TASK GOAL.
Produce an exact copy of all the data below, dropping every image.

[Stored dataset items]
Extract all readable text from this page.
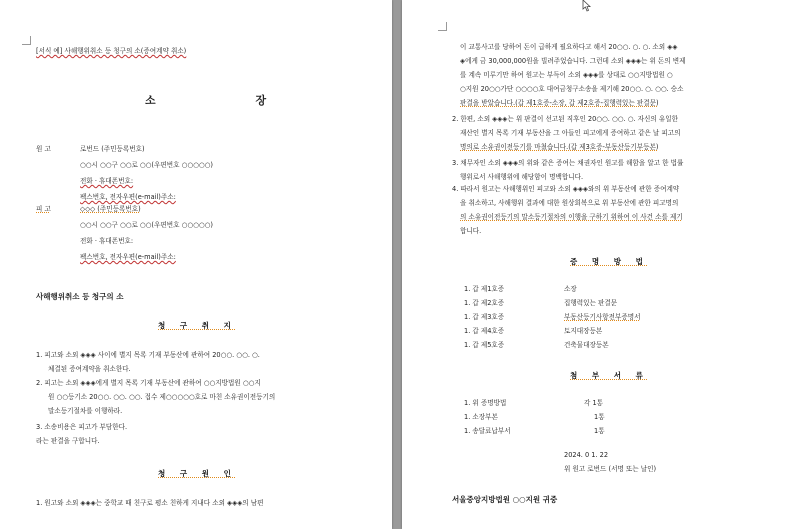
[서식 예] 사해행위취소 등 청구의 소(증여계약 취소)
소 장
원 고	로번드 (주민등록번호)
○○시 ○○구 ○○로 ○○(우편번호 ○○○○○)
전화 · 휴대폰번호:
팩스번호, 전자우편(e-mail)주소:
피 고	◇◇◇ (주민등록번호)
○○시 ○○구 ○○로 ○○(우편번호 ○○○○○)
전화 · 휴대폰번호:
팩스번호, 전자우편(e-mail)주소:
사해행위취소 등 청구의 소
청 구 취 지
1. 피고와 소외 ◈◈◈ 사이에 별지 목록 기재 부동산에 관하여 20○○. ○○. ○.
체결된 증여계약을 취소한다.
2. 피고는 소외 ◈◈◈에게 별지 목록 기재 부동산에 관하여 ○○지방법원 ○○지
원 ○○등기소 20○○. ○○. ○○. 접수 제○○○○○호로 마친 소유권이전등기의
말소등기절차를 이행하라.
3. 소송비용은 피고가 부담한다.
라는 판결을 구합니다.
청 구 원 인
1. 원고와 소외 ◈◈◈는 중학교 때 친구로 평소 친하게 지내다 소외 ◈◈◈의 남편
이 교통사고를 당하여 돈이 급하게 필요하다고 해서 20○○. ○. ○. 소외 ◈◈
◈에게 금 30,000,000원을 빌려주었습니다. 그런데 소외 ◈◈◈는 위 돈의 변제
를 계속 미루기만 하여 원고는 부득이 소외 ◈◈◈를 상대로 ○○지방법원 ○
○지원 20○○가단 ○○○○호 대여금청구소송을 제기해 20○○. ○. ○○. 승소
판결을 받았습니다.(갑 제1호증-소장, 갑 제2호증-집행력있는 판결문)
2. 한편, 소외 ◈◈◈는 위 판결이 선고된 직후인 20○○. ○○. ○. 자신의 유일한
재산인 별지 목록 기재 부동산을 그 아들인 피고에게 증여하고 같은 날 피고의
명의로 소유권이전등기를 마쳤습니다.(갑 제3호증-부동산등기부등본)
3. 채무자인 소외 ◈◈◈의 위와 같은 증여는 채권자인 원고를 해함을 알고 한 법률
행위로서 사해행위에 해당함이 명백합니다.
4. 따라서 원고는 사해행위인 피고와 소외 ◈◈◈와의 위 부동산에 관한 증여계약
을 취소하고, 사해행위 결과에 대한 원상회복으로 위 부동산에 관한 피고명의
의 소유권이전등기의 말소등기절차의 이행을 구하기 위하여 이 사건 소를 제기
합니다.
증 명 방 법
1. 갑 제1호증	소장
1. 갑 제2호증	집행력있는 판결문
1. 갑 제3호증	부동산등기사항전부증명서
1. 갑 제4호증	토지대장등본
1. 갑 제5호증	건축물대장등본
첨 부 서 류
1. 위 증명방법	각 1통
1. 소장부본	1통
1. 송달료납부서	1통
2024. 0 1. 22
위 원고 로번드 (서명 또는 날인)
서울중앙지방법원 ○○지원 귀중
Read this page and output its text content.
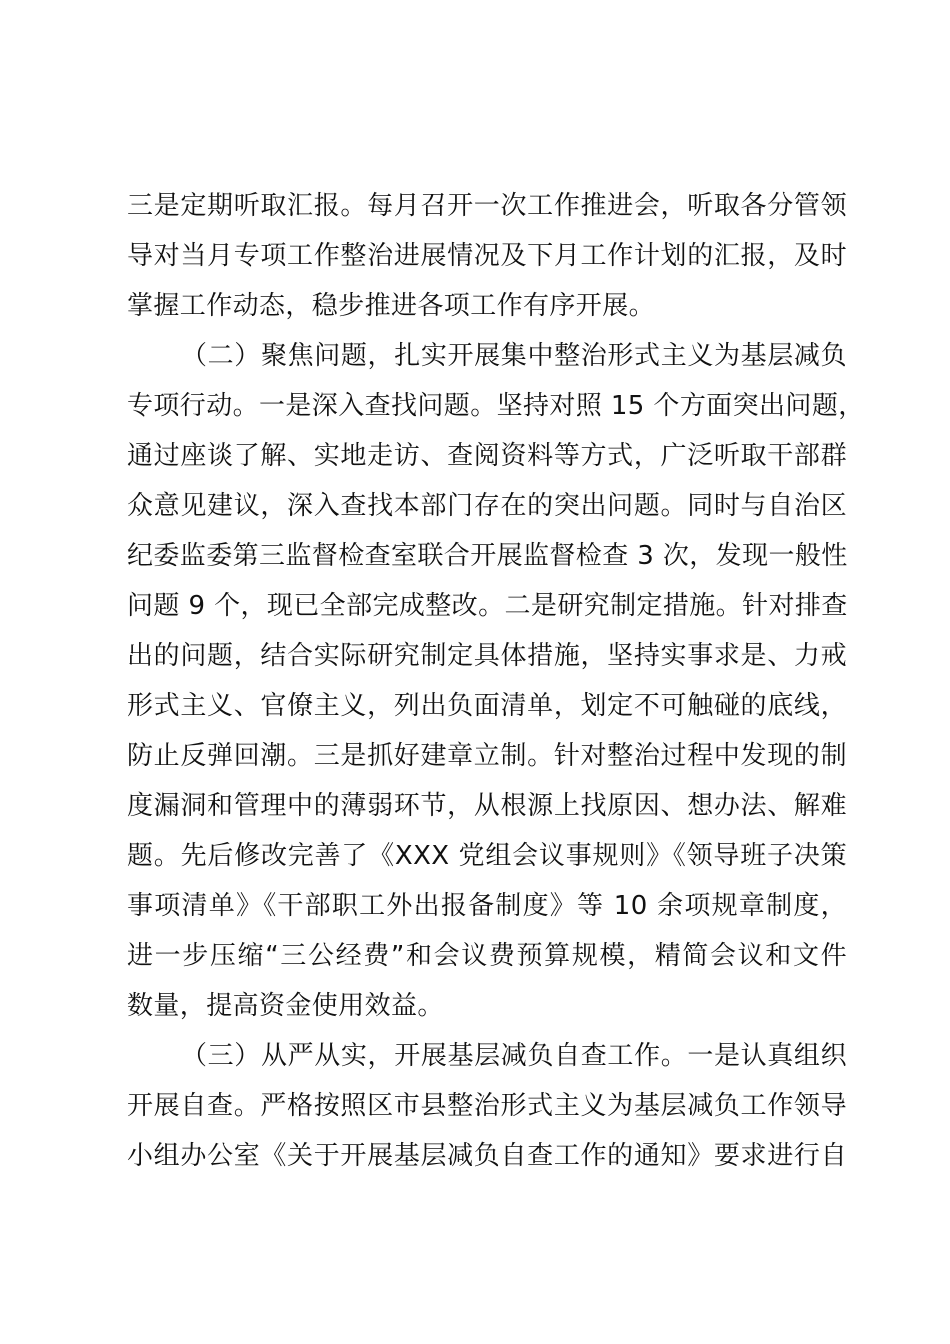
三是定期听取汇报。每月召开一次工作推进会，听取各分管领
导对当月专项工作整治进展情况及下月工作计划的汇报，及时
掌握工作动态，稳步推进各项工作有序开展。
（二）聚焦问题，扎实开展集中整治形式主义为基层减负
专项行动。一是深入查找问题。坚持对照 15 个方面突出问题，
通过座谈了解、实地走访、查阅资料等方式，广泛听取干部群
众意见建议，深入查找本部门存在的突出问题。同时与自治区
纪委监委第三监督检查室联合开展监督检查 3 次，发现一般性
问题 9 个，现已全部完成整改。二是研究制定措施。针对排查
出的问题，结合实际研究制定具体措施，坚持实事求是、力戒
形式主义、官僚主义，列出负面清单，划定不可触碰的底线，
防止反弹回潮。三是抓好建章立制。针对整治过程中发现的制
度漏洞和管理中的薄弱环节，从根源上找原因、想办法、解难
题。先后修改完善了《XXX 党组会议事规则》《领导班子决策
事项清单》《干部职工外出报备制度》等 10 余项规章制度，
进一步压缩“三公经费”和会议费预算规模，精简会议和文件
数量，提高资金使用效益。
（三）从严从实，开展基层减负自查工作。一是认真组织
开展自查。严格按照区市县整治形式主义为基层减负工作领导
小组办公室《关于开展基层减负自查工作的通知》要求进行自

RESULT.
Extract all readable text from this page.
[서식 예] 사해행위취소 등 청구의 소(증여계약 취소)
소 장
원 고	로번드 (주민등록번호)
○○시 ○○구 ○○로 ○○(우편번호 ○○○○○)
전화 · 휴대폰번호:
팩스번호, 전자우편(e-mail)주소:
피 고	◇◇◇ (주민등록번호)
○○시 ○○구 ○○로 ○○(우편번호 ○○○○○)
전화 · 휴대폰번호:
팩스번호, 전자우편(e-mail)주소:
사해행위취소 등 청구의 소
청 구 취 지
1. 피고와 소외 ◈◈◈ 사이에 별지 목록 기재 부동산에 관하여 20○○. ○○. ○.
체결된 증여계약을 취소한다.
2. 피고는 소외 ◈◈◈에게 별지 목록 기재 부동산에 관하여 ○○지방법원 ○○지
원 ○○등기소 20○○. ○○. ○○. 접수 제○○○○○호로 마친 소유권이전등기의
말소등기절차를 이행하라.
3. 소송비용은 피고가 부담한다.
라는 판결을 구합니다.
청 구 원 인
1. 원고와 소외 ◈◈◈는 중학교 때 친구로 평소 친하게 지내다 소외 ◈◈◈의 남편
이 교통사고를 당하여 돈이 급하게 필요하다고 해서 20○○. ○. ○. 소외 ◈◈
◈에게 금 30,000,000원을 빌려주었습니다. 그런데 소외 ◈◈◈는 위 돈의 변제
를 계속 미루기만 하여 원고는 부득이 소외 ◈◈◈를 상대로 ○○지방법원 ○
○지원 20○○가단 ○○○○호 대여금청구소송을 제기해 20○○. ○. ○○. 승소
판결을 받았습니다.(갑 제1호증-소장, 갑 제2호증-집행력있는 판결문)
2. 한편, 소외 ◈◈◈는 위 판결이 선고된 직후인 20○○. ○○. ○. 자신의 유일한
재산인 별지 목록 기재 부동산을 그 아들인 피고에게 증여하고 같은 날 피고의
명의로 소유권이전등기를 마쳤습니다.(갑 제3호증-부동산등기부등본)
3. 채무자인 소외 ◈◈◈의 위와 같은 증여는 채권자인 원고를 해함을 알고 한 법률
행위로서 사해행위에 해당함이 명백합니다.
4. 따라서 원고는 사해행위인 피고와 소외 ◈◈◈와의 위 부동산에 관한 증여계약
을 취소하고, 사해행위 결과에 대한 원상회복으로 위 부동산에 관한 피고명의
의 소유권이전등기의 말소등기절차의 이행을 구하기 위하여 이 사건 소를 제기
합니다.
증 명 방 법
1. 갑 제1호증	소장
1. 갑 제2호증	집행력있는 판결문
1. 갑 제3호증	부동산등기사항전부증명서
1. 갑 제4호증	토지대장등본
1. 갑 제5호증	건축물대장등본
첨 부 서 류
1. 위 증명방법	각 1통
1. 소장부본	1통
1. 송달료납부서	1통
2024. 0 1. 22
위 원고 로번드 (서명 또는 날인)
서울중앙지방법원 ○○지원 귀중
Read this page and output its text content.
三是定期听取汇报。每月召开一次工作推进会，听取各分管领
导对当月专项工作整治进展情况及下月工作计划的汇报，及时
掌握工作动态，稳步推进各项工作有序开展。
（二）聚焦问题，扎实开展集中整治形式主义为基层减负
专项行动。一是深入查找问题。坚持对照 15 个方面突出问题，
通过座谈了解、实地走访、查阅资料等方式，广泛听取干部群
众意见建议，深入查找本部门存在的突出问题。同时与自治区
纪委监委第三监督检查室联合开展监督检查 3 次，发现一般性
问题 9 个，现已全部完成整改。二是研究制定措施。针对排查
出的问题，结合实际研究制定具体措施，坚持实事求是、力戒
形式主义、官僚主义，列出负面清单，划定不可触碰的底线，
防止反弹回潮。三是抓好建章立制。针对整治过程中发现的制
度漏洞和管理中的薄弱环节，从根源上找原因、想办法、解难
题。先后修改完善了《XXX 党组会议事规则》《领导班子决策
事项清单》《干部职工外出报备制度》等 10 余项规章制度，
进一步压缩“三公经费”和会议费预算规模，精简会议和文件
数量，提高资金使用效益。
（三）从严从实，开展基层减负自查工作。一是认真组织
开展自查。严格按照区市县整治形式主义为基层减负工作领导
小组办公室《关于开展基层减负自查工作的通知》要求进行自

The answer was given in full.